### What the task requires
Every record must be written out once more, with nothing added or omitted.

### Data shown
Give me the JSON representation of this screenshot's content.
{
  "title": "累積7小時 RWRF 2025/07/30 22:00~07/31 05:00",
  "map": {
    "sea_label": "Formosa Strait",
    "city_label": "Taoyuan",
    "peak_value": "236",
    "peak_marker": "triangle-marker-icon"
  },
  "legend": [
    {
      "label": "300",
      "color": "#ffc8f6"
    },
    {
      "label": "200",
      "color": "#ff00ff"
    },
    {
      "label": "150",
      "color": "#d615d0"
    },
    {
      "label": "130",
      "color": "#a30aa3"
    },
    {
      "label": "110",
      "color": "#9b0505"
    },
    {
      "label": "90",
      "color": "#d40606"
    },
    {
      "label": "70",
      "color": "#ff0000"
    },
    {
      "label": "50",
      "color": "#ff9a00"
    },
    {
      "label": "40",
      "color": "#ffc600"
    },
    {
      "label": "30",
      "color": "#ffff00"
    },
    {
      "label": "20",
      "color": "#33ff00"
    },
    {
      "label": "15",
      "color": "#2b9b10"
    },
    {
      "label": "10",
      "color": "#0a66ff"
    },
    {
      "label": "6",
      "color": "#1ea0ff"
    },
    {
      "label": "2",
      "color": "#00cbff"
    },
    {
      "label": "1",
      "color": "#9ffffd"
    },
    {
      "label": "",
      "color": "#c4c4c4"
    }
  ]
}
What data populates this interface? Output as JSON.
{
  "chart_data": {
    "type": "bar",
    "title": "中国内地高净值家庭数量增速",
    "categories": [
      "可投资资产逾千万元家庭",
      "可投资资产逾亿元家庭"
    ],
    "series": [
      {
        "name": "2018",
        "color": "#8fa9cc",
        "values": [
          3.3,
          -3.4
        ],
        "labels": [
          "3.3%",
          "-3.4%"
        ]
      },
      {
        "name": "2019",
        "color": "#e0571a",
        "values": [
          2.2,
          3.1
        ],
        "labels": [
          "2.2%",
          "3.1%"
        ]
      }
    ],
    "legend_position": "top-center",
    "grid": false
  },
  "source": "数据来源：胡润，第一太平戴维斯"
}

### Answer to this task
Give me the JSON representation of this screenshot's content.
{
  "title": "累積7小時 RWRF 2025/07/30 22:00~07/31 05:00",
  "map": {
    "sea_label": "Formosa Strait",
    "city_label": "Taoyuan",
    "peak_value": "236",
    "peak_marker": "triangle-marker-icon"
  },
  "legend": [
    {
      "label": "300",
      "color": "#ffc8f6"
    },
    {
      "label": "200",
      "color": "#ff00ff"
    },
    {
      "label": "150",
      "color": "#d615d0"
    },
    {
      "label": "130",
      "color": "#a30aa3"
    },
    {
      "label": "110",
      "color": "#9b0505"
    },
    {
      "label": "90",
      "color": "#d40606"
    },
    {
      "label": "70",
      "color": "#ff0000"
    },
    {
      "label": "50",
      "color": "#ff9a00"
    },
    {
      "label": "40",
      "color": "#ffc600"
    },
    {
      "label": "30",
      "color": "#ffff00"
    },
    {
      "label": "20",
      "color": "#33ff00"
    },
    {
      "label": "15",
      "color": "#2b9b10"
    },
    {
      "label": "10",
      "color": "#0a66ff"
    },
    {
      "label": "6",
      "color": "#1ea0ff"
    },
    {
      "label": "2",
      "color": "#00cbff"
    },
    {
      "label": "1",
      "color": "#9ffffd"
    },
    {
      "label": "",
      "color": "#c4c4c4"
    }
  ]
}
What data populates this interface? Output as JSON.
{
  "chart_data": {
    "type": "bar",
    "title": "中国内地高净值家庭数量增速",
    "categories": [
      "可投资资产逾千万元家庭",
      "可投资资产逾亿元家庭"
    ],
    "series": [
      {
        "name": "2018",
        "color": "#8fa9cc",
        "values": [
          3.3,
          -3.4
        ],
        "labels": [
          "3.3%",
          "-3.4%"
        ]
      },
      {
        "name": "2019",
        "color": "#e0571a",
        "values": [
          2.2,
          3.1
        ],
        "labels": [
          "2.2%",
          "3.1%"
        ]
      }
    ],
    "legend_position": "top-center",
    "grid": false
  },
  "source": "数据来源：胡润，第一太平戴维斯"
}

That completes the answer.